◆ Given instruction ◆
Repeat the listing word for word. No pictures belong in the copy.

※ ※ ※

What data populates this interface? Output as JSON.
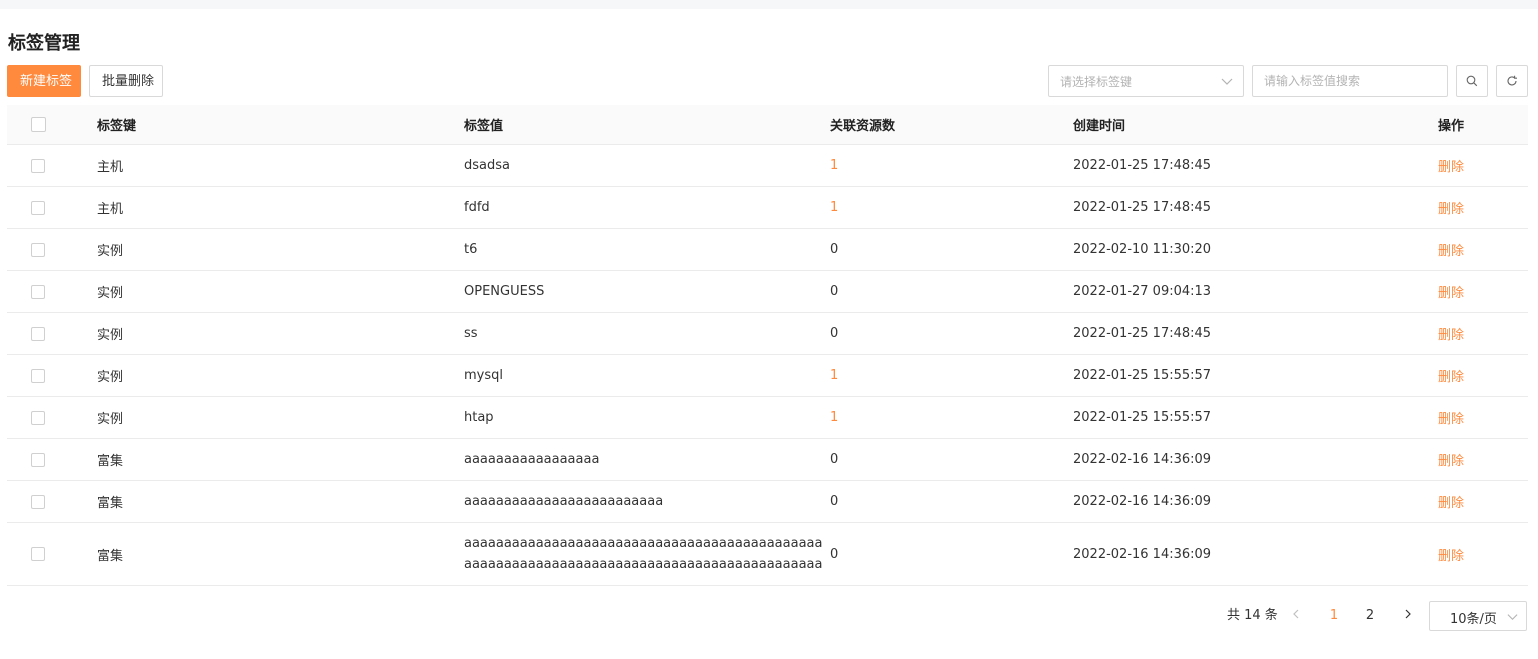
{
  "page": {
    "title": "标签管理"
  },
  "toolbar": {
    "new_label": "新建标签",
    "batch_delete_label": "批量删除",
    "key_select_placeholder": "请选择标签键",
    "search_placeholder": "请输入标签值搜索"
  },
  "icons": {
    "select_chevron": "chevron-down-icon",
    "search": "search-icon",
    "refresh": "refresh-icon",
    "prev": "chevron-left-icon",
    "next": "chevron-right-icon"
  },
  "colors": {
    "accent": "#ff8a3d",
    "border": "#d9d9d9",
    "header_bg": "#fafafa"
  },
  "table": {
    "columns": {
      "key": "标签键",
      "value": "标签值",
      "count": "关联资源数",
      "created": "创建时间",
      "op": "操作"
    },
    "rows": [
      {
        "key": "主机",
        "value": "dsadsa",
        "count": "1",
        "created": "2022-01-25 17:48:45",
        "op": "删除"
      },
      {
        "key": "主机",
        "value": "fdfd",
        "count": "1",
        "created": "2022-01-25 17:48:45",
        "op": "删除"
      },
      {
        "key": "实例",
        "value": "t6",
        "count": "0",
        "created": "2022-02-10 11:30:20",
        "op": "删除"
      },
      {
        "key": "实例",
        "value": "OPENGUESS",
        "count": "0",
        "created": "2022-01-27 09:04:13",
        "op": "删除"
      },
      {
        "key": "实例",
        "value": "ss",
        "count": "0",
        "created": "2022-01-25 17:48:45",
        "op": "删除"
      },
      {
        "key": "实例",
        "value": "mysql",
        "count": "1",
        "created": "2022-01-25 15:55:57",
        "op": "删除"
      },
      {
        "key": "实例",
        "value": "htap",
        "count": "1",
        "created": "2022-01-25 15:55:57",
        "op": "删除"
      },
      {
        "key": "富集",
        "value": "aaaaaaaaaaaaaaaaa",
        "count": "0",
        "created": "2022-02-16 14:36:09",
        "op": "删除"
      },
      {
        "key": "富集",
        "value": "aaaaaaaaaaaaaaaaaaaaaaaaa",
        "count": "0",
        "created": "2022-02-16 14:36:09",
        "op": "删除"
      },
      {
        "key": "富集",
        "value": "aaaaaaaaaaaaaaaaaaaaaaaaaaaaaaaaaaaaaaaaaaaaaaaaaaaaaaaaaaaaaaaaaaaaaaaaaaaaaaaaaaaaaaaaaa",
        "count": "0",
        "created": "2022-02-16 14:36:09",
        "op": "删除"
      }
    ]
  },
  "pagination": {
    "total": "共 14 条",
    "pages": [
      "1",
      "2"
    ],
    "current": "1",
    "page_size": "10条/页"
  }
}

※ ※ ※

◆ Final result ◆
What data populates this interface? Output as JSON.
{
  "page": {
    "title": "标签管理"
  },
  "toolbar": {
    "new_label": "新建标签",
    "batch_delete_label": "批量删除",
    "key_select_placeholder": "请选择标签键",
    "search_placeholder": "请输入标签值搜索"
  },
  "icons": {
    "select_chevron": "chevron-down-icon",
    "search": "search-icon",
    "refresh": "refresh-icon",
    "prev": "chevron-left-icon",
    "next": "chevron-right-icon"
  },
  "colors": {
    "accent": "#ff8a3d",
    "border": "#d9d9d9",
    "header_bg": "#fafafa"
  },
  "table": {
    "columns": {
      "key": "标签键",
      "value": "标签值",
      "count": "关联资源数",
      "created": "创建时间",
      "op": "操作"
    },
    "rows": [
      {
        "key": "主机",
        "value": "dsadsa",
        "count": "1",
        "created": "2022-01-25 17:48:45",
        "op": "删除"
      },
      {
        "key": "主机",
        "value": "fdfd",
        "count": "1",
        "created": "2022-01-25 17:48:45",
        "op": "删除"
      },
      {
        "key": "实例",
        "value": "t6",
        "count": "0",
        "created": "2022-02-10 11:30:20",
        "op": "删除"
      },
      {
        "key": "实例",
        "value": "OPENGUESS",
        "count": "0",
        "created": "2022-01-27 09:04:13",
        "op": "删除"
      },
      {
        "key": "实例",
        "value": "ss",
        "count": "0",
        "created": "2022-01-25 17:48:45",
        "op": "删除"
      },
      {
        "key": "实例",
        "value": "mysql",
        "count": "1",
        "created": "2022-01-25 15:55:57",
        "op": "删除"
      },
      {
        "key": "实例",
        "value": "htap",
        "count": "1",
        "created": "2022-01-25 15:55:57",
        "op": "删除"
      },
      {
        "key": "富集",
        "value": "aaaaaaaaaaaaaaaaa",
        "count": "0",
        "created": "2022-02-16 14:36:09",
        "op": "删除"
      },
      {
        "key": "富集",
        "value": "aaaaaaaaaaaaaaaaaaaaaaaaa",
        "count": "0",
        "created": "2022-02-16 14:36:09",
        "op": "删除"
      },
      {
        "key": "富集",
        "value": "aaaaaaaaaaaaaaaaaaaaaaaaaaaaaaaaaaaaaaaaaaaaaaaaaaaaaaaaaaaaaaaaaaaaaaaaaaaaaaaaaaaaaaaaaa",
        "count": "0",
        "created": "2022-02-16 14:36:09",
        "op": "删除"
      }
    ]
  },
  "pagination": {
    "total": "共 14 条",
    "pages": [
      "1",
      "2"
    ],
    "current": "1",
    "page_size": "10条/页"
  }
}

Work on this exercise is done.